▸ **Estratto del documento**
┌────────

Come precisato dal Garante per la protezione dei dati personali nelle “Linee Guida per posta elettronica ed internet” (G.U. n. 58 del 10 marzo 2007) il luogo di lavoro è una formazione sociale all’interno della quale deve essere garantita la tutela di ogni diritto, delle libertà e della dignità degli interessati, ivi compresa la tutela della riservatezza nelle relazioni personali e professionali. Tale definizione permette di comprendere come, dato l’uso ormai indispensabile della posta elettronica, all’interno dei dispositivi aziendali possano confluire anche informazioni attinenti alla vita privata dei prestatori di lavoro; da qui l’esigenza di preservare il loro diritto alla riservatezza. Tale tutela però non può avvenire in maniera assoluta ed incontrovertibile, poiché il datore di lavoro, nel salvaguardare il patrimonio aziendale può avere l’esigenza di accedere alle caselle di posta elettronica messe a disposizione dei lavoratori subordinati, specialmente quando questi siano improvvisamente e temporaneamente assenti per qualsiasi motivo o, a maggior ragione, quando sia cessato il rapporto di lavoro.

L’impianto normativo

La trattazione della problematica evidenziata in premessa non può prescindere da una preliminare analisi delle disposizioni in materia laburistica in combinato disposto con la normativa in materia di privacy.

L’art. 4 dello Statuto dei Lavoratori (L. 300/1970) regola le modalità ed i presupposti affinché i datori di lavoro possano ricorrere a determinati strumenti di controllo. Tale norma ha subito un cambiamento radicale con il c.d. “Jobs Act”, poiché prima della predetta riforma non era ammessa alcuna forma di controllo da parte del datore di lavoro eccetto specifici casi in cui  il datore di lavoro, per esigenze organizzative, produttive o di sicurezza del lavoro, intendesse installare nuove apparecchiature. In tal caso sarebbe stato necessario il preventivo accordo delle rappresentanze sindacali aziendali oppure della Direzione Territoriale del Lavoro.

└────────

Elenchi delle aree degli elementi
┌────────

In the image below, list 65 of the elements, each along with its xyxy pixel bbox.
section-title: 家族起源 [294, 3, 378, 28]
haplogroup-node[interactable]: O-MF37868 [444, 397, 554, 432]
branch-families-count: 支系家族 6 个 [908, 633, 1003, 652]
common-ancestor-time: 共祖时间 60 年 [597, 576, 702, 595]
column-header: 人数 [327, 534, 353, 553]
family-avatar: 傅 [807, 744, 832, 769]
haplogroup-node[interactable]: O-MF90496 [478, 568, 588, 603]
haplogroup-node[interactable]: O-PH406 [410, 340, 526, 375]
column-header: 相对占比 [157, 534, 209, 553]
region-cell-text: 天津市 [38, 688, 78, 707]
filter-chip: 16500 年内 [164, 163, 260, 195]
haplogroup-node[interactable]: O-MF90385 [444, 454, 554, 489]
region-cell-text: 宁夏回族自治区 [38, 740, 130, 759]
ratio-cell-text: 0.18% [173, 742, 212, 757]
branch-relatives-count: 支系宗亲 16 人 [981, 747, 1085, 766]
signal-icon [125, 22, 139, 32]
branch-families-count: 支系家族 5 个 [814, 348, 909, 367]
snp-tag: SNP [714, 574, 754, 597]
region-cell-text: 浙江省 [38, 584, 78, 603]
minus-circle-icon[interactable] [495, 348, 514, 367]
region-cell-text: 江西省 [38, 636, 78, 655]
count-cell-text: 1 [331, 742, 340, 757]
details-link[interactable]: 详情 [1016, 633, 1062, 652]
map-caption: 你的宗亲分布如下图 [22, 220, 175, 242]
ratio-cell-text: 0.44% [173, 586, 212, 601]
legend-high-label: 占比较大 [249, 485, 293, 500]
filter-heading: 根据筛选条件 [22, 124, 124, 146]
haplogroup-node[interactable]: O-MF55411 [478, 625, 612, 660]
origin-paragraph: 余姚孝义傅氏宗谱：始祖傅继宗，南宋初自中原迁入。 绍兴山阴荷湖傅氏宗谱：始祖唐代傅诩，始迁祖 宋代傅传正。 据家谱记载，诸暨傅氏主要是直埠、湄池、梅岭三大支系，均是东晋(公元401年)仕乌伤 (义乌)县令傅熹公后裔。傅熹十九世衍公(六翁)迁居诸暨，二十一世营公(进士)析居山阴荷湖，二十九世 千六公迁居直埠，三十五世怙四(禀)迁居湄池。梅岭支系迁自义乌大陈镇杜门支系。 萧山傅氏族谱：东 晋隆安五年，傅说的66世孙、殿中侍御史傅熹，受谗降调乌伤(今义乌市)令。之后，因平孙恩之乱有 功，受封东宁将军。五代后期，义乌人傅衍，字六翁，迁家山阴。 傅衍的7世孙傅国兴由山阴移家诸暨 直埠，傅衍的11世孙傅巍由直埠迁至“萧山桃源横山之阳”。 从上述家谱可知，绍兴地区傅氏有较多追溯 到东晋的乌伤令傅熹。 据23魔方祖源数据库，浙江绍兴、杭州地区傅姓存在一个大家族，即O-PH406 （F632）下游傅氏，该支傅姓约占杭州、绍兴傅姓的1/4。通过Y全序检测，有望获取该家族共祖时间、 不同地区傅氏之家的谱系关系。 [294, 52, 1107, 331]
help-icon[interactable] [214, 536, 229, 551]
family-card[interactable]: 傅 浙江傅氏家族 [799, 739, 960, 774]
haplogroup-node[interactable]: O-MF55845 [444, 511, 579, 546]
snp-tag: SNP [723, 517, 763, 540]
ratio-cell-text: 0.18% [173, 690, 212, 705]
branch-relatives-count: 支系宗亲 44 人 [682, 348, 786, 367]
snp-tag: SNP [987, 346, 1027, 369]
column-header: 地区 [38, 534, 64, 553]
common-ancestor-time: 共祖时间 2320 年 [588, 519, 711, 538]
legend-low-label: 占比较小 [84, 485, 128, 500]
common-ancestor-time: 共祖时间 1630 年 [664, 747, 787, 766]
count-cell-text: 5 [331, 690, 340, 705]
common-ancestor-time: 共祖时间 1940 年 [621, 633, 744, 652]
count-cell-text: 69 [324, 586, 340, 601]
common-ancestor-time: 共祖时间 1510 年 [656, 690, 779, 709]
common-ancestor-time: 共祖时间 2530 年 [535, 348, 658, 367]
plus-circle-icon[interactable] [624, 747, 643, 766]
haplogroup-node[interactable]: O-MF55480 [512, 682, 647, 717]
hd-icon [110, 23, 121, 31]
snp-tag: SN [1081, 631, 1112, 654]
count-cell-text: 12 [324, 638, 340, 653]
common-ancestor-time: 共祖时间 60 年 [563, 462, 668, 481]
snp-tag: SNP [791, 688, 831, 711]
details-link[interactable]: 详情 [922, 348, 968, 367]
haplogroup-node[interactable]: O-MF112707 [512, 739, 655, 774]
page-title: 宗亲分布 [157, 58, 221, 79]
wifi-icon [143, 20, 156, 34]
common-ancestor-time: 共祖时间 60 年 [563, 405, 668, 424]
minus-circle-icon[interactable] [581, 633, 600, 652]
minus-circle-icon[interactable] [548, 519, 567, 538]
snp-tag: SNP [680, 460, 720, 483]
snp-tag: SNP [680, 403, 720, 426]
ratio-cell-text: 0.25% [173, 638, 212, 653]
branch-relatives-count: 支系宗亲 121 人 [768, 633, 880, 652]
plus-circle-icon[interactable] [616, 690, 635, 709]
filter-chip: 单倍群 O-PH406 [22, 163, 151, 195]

└────────

▸ **Consegna e requisiti**
Rispondi brevemente, in base all'estratto, alle seguenti domande.
1. In quale numero della Gazzetta Ufficiale e in quale data sono state pubblicate le "Linee Guida per posta elettronica ed internet"?
2. Quale articolo dello Statuto dei Lavoratori regola le modalità e i presupposti per ricorrere a strumenti di controllo?
3. Prima del "Jobs Act", di chi era necessario il preventivo accordo per installare nuove apparecchiature?

▸ **Soluzione svolta**
1. Nella G.U. n. 58 del 10 marzo 2007.
2. L'art. 4 dello Statuto dei Lavoratori (L. 300/1970).
3. Delle rappresentanze sindacali aziendali oppure della Direzione Territoriale del Lavoro.